== PROVIDED DATA ==
= = = = =

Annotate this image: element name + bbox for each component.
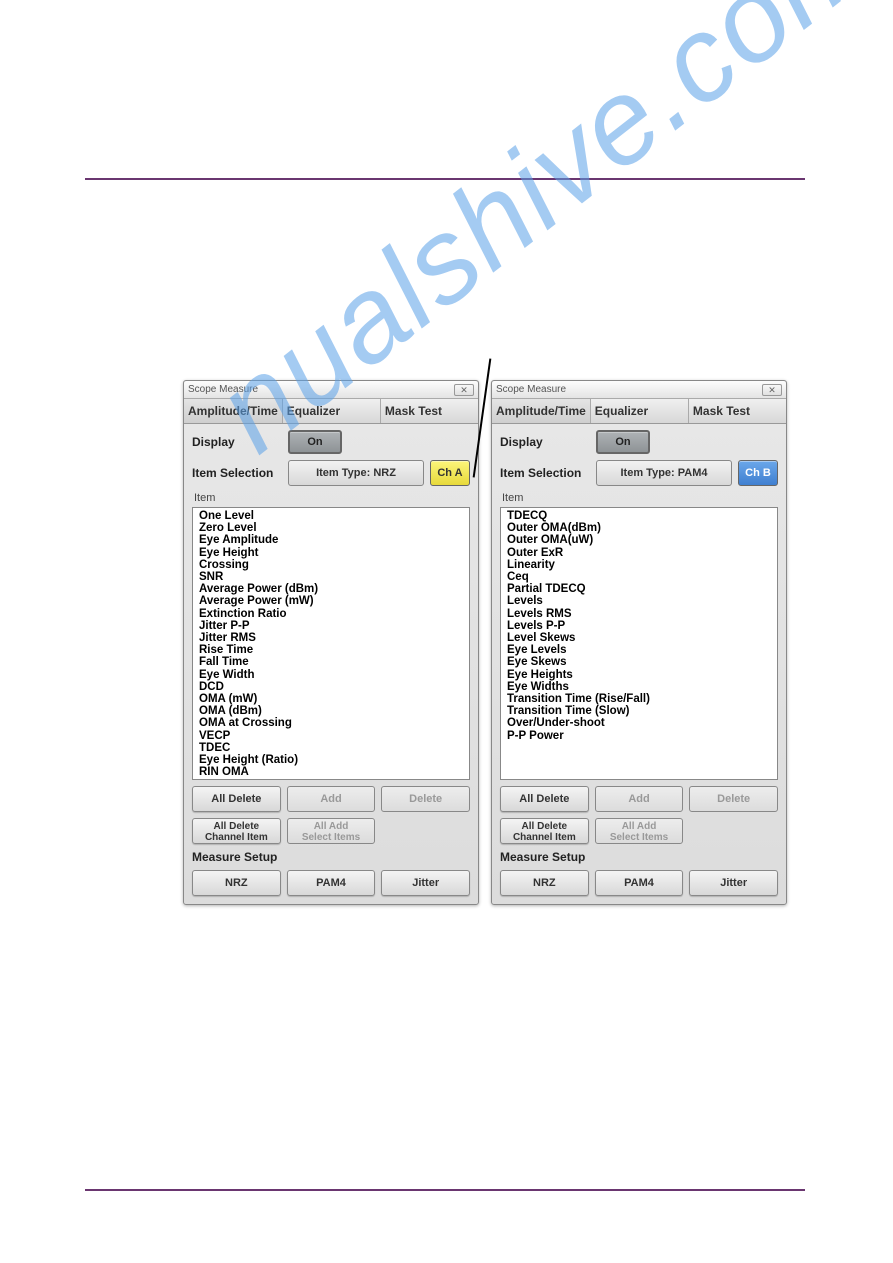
measure-jitter-button[interactable]: Jitter (689, 870, 778, 896)
list-item[interactable]: Outer OMA(uW) (503, 534, 775, 546)
list-item[interactable]: Crossing (195, 559, 467, 571)
close-icon[interactable]: ✕ (454, 384, 474, 396)
all-add-select-l2: Select Items (610, 832, 668, 843)
titlebar: Scope Measure ✕ (184, 381, 478, 399)
list-item[interactable]: Levels (503, 595, 775, 607)
tab-strip: Amplitude/Time Equalizer Mask Test (492, 399, 786, 424)
tab-mask-test[interactable]: Mask Test (381, 399, 478, 423)
channel-b-button[interactable]: Ch B (738, 460, 778, 486)
list-item[interactable]: Eye Width (195, 669, 467, 681)
list-item[interactable]: TDEC (195, 742, 467, 754)
list-item[interactable]: DCD (195, 681, 467, 693)
all-delete-channel-l1: All Delete (522, 821, 568, 832)
item-selection-label: Item Selection (500, 466, 596, 480)
list-item[interactable]: Eye Height (195, 547, 467, 559)
tab-amplitude-time[interactable]: Amplitude/Time (492, 399, 591, 423)
item-listbox[interactable]: One LevelZero LevelEye AmplitudeEye Heig… (192, 507, 470, 780)
scope-measure-dialog-right: Scope Measure ✕ Amplitude/Time Equalizer… (491, 380, 787, 905)
measure-setup-label: Measure Setup (500, 850, 778, 864)
divider-top (85, 178, 805, 180)
list-item[interactable]: Rise Time (195, 644, 467, 656)
display-label: Display (500, 435, 596, 449)
list-item[interactable]: RIN OMA (195, 766, 467, 778)
measure-pam4-button[interactable]: PAM4 (287, 870, 376, 896)
display-toggle[interactable]: On (288, 430, 342, 454)
list-item[interactable]: Levels P-P (503, 620, 775, 632)
list-item[interactable]: Transition Time (Slow) (503, 705, 775, 717)
scope-measure-dialog-left: Scope Measure ✕ Amplitude/Time Equalizer… (183, 380, 479, 905)
all-delete-channel-button[interactable]: All Delete Channel Item (500, 818, 589, 844)
list-item[interactable]: OMA at Crossing (195, 717, 467, 729)
channel-a-button[interactable]: Ch A (430, 460, 470, 486)
all-add-select-l2: Select Items (302, 832, 360, 843)
list-item[interactable]: Linearity (503, 559, 775, 571)
add-button[interactable]: Add (595, 786, 684, 812)
item-header: Item (194, 492, 470, 504)
delete-button[interactable]: Delete (381, 786, 470, 812)
measure-nrz-button[interactable]: NRZ (500, 870, 589, 896)
all-add-select-button[interactable]: All Add Select Items (287, 818, 376, 844)
item-type-button[interactable]: Item Type: PAM4 (596, 460, 732, 486)
all-delete-channel-l2: Channel Item (205, 832, 268, 843)
item-listbox[interactable]: TDECQOuter OMA(dBm)Outer OMA(uW)Outer Ex… (500, 507, 778, 780)
list-item[interactable]: Levels RMS (503, 608, 775, 620)
all-delete-channel-l2: Channel Item (513, 832, 576, 843)
list-item[interactable]: Fall Time (195, 656, 467, 668)
list-item[interactable]: Jitter RMS (195, 632, 467, 644)
list-item[interactable]: Jitter P-P (195, 620, 467, 632)
list-item[interactable]: SNR (195, 571, 467, 583)
list-item[interactable]: Average Power (dBm) (195, 583, 467, 595)
add-button[interactable]: Add (287, 786, 376, 812)
list-item[interactable]: P-P Power (503, 730, 775, 742)
display-label: Display (192, 435, 288, 449)
list-item[interactable]: Zero Level (195, 522, 467, 534)
list-item[interactable]: Average Power (mW) (195, 595, 467, 607)
tab-amplitude-time[interactable]: Amplitude/Time (184, 399, 283, 423)
all-add-select-l1: All Add (314, 821, 349, 832)
measure-nrz-button[interactable]: NRZ (192, 870, 281, 896)
all-delete-button[interactable]: All Delete (192, 786, 281, 812)
list-item[interactable]: Transition Time (Rise/Fall) (503, 693, 775, 705)
list-item[interactable]: Ceq (503, 571, 775, 583)
item-type-button[interactable]: Item Type: NRZ (288, 460, 424, 486)
measure-jitter-button[interactable]: Jitter (381, 870, 470, 896)
list-item[interactable]: Eye Height (Ratio) (195, 754, 467, 766)
list-item[interactable]: TDECQ (503, 510, 775, 522)
list-item[interactable]: OMA (mW) (195, 693, 467, 705)
display-toggle[interactable]: On (596, 430, 650, 454)
list-item[interactable]: Eye Widths (503, 681, 775, 693)
list-item[interactable]: Outer ExR (503, 547, 775, 559)
list-item[interactable]: One Level (195, 510, 467, 522)
list-item[interactable]: Extinction Ratio (195, 608, 467, 620)
list-item[interactable]: Partial TDECQ (503, 583, 775, 595)
list-item[interactable]: Eye Levels (503, 644, 775, 656)
list-item[interactable]: Eye Skews (503, 656, 775, 668)
tab-equalizer[interactable]: Equalizer (591, 399, 689, 423)
all-delete-button[interactable]: All Delete (500, 786, 589, 812)
list-item[interactable]: OMA (dBm) (195, 705, 467, 717)
measure-pam4-button[interactable]: PAM4 (595, 870, 684, 896)
list-item[interactable]: Over/Under-shoot (503, 717, 775, 729)
item-selection-label: Item Selection (192, 466, 288, 480)
delete-button[interactable]: Delete (689, 786, 778, 812)
divider-bottom (85, 1189, 805, 1191)
list-item[interactable]: Eye Heights (503, 669, 775, 681)
all-delete-channel-button[interactable]: All Delete Channel Item (192, 818, 281, 844)
list-item[interactable]: Eye Amplitude (195, 534, 467, 546)
item-header: Item (502, 492, 778, 504)
list-item[interactable]: Outer OMA(dBm) (503, 522, 775, 534)
titlebar: Scope Measure ✕ (492, 381, 786, 399)
list-item[interactable]: Level Skews (503, 632, 775, 644)
all-add-select-l1: All Add (622, 821, 657, 832)
all-delete-channel-l1: All Delete (214, 821, 260, 832)
tab-mask-test[interactable]: Mask Test (689, 399, 786, 423)
all-add-select-button[interactable]: All Add Select Items (595, 818, 684, 844)
window-title: Scope Measure (188, 384, 258, 395)
window-title: Scope Measure (496, 384, 566, 395)
list-item[interactable]: VECP (195, 730, 467, 742)
close-icon[interactable]: ✕ (762, 384, 782, 396)
tab-equalizer[interactable]: Equalizer (283, 399, 381, 423)
tab-strip: Amplitude/Time Equalizer Mask Test (184, 399, 478, 424)
measure-setup-label: Measure Setup (192, 850, 470, 864)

= = = = =

Could you copy out every item above word for word, leaving out the pictures?

Annotate this image: element name + bbox for each component.
measure-jitter-button[interactable]: Jitter (689, 870, 778, 896)
list-item[interactable]: Outer OMA(uW) (503, 534, 775, 546)
list-item[interactable]: Crossing (195, 559, 467, 571)
close-icon[interactable]: ✕ (454, 384, 474, 396)
all-add-select-l2: Select Items (610, 832, 668, 843)
titlebar: Scope Measure ✕ (184, 381, 478, 399)
list-item[interactable]: Levels (503, 595, 775, 607)
tab-strip: Amplitude/Time Equalizer Mask Test (492, 399, 786, 424)
tab-mask-test[interactable]: Mask Test (381, 399, 478, 423)
channel-b-button[interactable]: Ch B (738, 460, 778, 486)
list-item[interactable]: Eye Width (195, 669, 467, 681)
list-item[interactable]: TDEC (195, 742, 467, 754)
list-item[interactable]: DCD (195, 681, 467, 693)
all-delete-channel-l1: All Delete (522, 821, 568, 832)
item-selection-label: Item Selection (500, 466, 596, 480)
list-item[interactable]: Eye Height (195, 547, 467, 559)
tab-amplitude-time[interactable]: Amplitude/Time (492, 399, 591, 423)
item-listbox[interactable]: One LevelZero LevelEye AmplitudeEye Heig… (192, 507, 470, 780)
scope-measure-dialog-right: Scope Measure ✕ Amplitude/Time Equalizer… (491, 380, 787, 905)
measure-setup-label: Measure Setup (500, 850, 778, 864)
divider-top (85, 178, 805, 180)
list-item[interactable]: Rise Time (195, 644, 467, 656)
display-label: Display (500, 435, 596, 449)
list-item[interactable]: RIN OMA (195, 766, 467, 778)
measure-pam4-button[interactable]: PAM4 (287, 870, 376, 896)
display-toggle[interactable]: On (288, 430, 342, 454)
list-item[interactable]: Levels P-P (503, 620, 775, 632)
list-item[interactable]: Transition Time (Slow) (503, 705, 775, 717)
scope-measure-dialog-left: Scope Measure ✕ Amplitude/Time Equalizer… (183, 380, 479, 905)
all-delete-channel-button[interactable]: All Delete Channel Item (500, 818, 589, 844)
list-item[interactable]: OMA at Crossing (195, 717, 467, 729)
channel-a-button[interactable]: Ch A (430, 460, 470, 486)
all-add-select-l2: Select Items (302, 832, 360, 843)
list-item[interactable]: Linearity (503, 559, 775, 571)
add-button[interactable]: Add (595, 786, 684, 812)
item-header: Item (194, 492, 470, 504)
delete-button[interactable]: Delete (381, 786, 470, 812)
measure-nrz-button[interactable]: NRZ (500, 870, 589, 896)
all-add-select-button[interactable]: All Add Select Items (287, 818, 376, 844)
item-type-button[interactable]: Item Type: PAM4 (596, 460, 732, 486)
all-delete-channel-l2: Channel Item (205, 832, 268, 843)
item-listbox[interactable]: TDECQOuter OMA(dBm)Outer OMA(uW)Outer Ex… (500, 507, 778, 780)
list-item[interactable]: Levels RMS (503, 608, 775, 620)
all-delete-channel-l2: Channel Item (513, 832, 576, 843)
list-item[interactable]: Fall Time (195, 656, 467, 668)
list-item[interactable]: Jitter RMS (195, 632, 467, 644)
list-item[interactable]: Jitter P-P (195, 620, 467, 632)
list-item[interactable]: SNR (195, 571, 467, 583)
list-item[interactable]: Average Power (dBm) (195, 583, 467, 595)
add-button[interactable]: Add (287, 786, 376, 812)
list-item[interactable]: P-P Power (503, 730, 775, 742)
display-label: Display (192, 435, 288, 449)
list-item[interactable]: Zero Level (195, 522, 467, 534)
list-item[interactable]: Average Power (mW) (195, 595, 467, 607)
tab-amplitude-time[interactable]: Amplitude/Time (184, 399, 283, 423)
all-add-select-l1: All Add (314, 821, 349, 832)
measure-nrz-button[interactable]: NRZ (192, 870, 281, 896)
all-delete-button[interactable]: All Delete (192, 786, 281, 812)
list-item[interactable]: Transition Time (Rise/Fall) (503, 693, 775, 705)
list-item[interactable]: Ceq (503, 571, 775, 583)
item-type-button[interactable]: Item Type: NRZ (288, 460, 424, 486)
measure-jitter-button[interactable]: Jitter (381, 870, 470, 896)
list-item[interactable]: Eye Height (Ratio) (195, 754, 467, 766)
list-item[interactable]: TDECQ (503, 510, 775, 522)
list-item[interactable]: OMA (mW) (195, 693, 467, 705)
display-toggle[interactable]: On (596, 430, 650, 454)
list-item[interactable]: Eye Widths (503, 681, 775, 693)
list-item[interactable]: Outer ExR (503, 547, 775, 559)
list-item[interactable]: One Level (195, 510, 467, 522)
list-item[interactable]: Extinction Ratio (195, 608, 467, 620)
list-item[interactable]: Partial TDECQ (503, 583, 775, 595)
list-item[interactable]: Eye Levels (503, 644, 775, 656)
list-item[interactable]: Eye Skews (503, 656, 775, 668)
tab-equalizer[interactable]: Equalizer (591, 399, 689, 423)
all-delete-button[interactable]: All Delete (500, 786, 589, 812)
list-item[interactable]: OMA (dBm) (195, 705, 467, 717)
measure-pam4-button[interactable]: PAM4 (595, 870, 684, 896)
list-item[interactable]: Over/Under-shoot (503, 717, 775, 729)
item-selection-label: Item Selection (192, 466, 288, 480)
delete-button[interactable]: Delete (689, 786, 778, 812)
divider-bottom (85, 1189, 805, 1191)
list-item[interactable]: Eye Heights (503, 669, 775, 681)
all-delete-channel-button[interactable]: All Delete Channel Item (192, 818, 281, 844)
list-item[interactable]: Eye Amplitude (195, 534, 467, 546)
item-header: Item (502, 492, 778, 504)
list-item[interactable]: Outer OMA(dBm) (503, 522, 775, 534)
titlebar: Scope Measure ✕ (492, 381, 786, 399)
list-item[interactable]: Level Skews (503, 632, 775, 644)
all-add-select-l1: All Add (622, 821, 657, 832)
all-delete-channel-l1: All Delete (214, 821, 260, 832)
tab-mask-test[interactable]: Mask Test (689, 399, 786, 423)
all-add-select-button[interactable]: All Add Select Items (595, 818, 684, 844)
window-title: Scope Measure (188, 384, 258, 395)
window-title: Scope Measure (496, 384, 566, 395)
list-item[interactable]: VECP (195, 730, 467, 742)
close-icon[interactable]: ✕ (762, 384, 782, 396)
tab-equalizer[interactable]: Equalizer (283, 399, 381, 423)
tab-strip: Amplitude/Time Equalizer Mask Test (184, 399, 478, 424)
measure-setup-label: Measure Setup (192, 850, 470, 864)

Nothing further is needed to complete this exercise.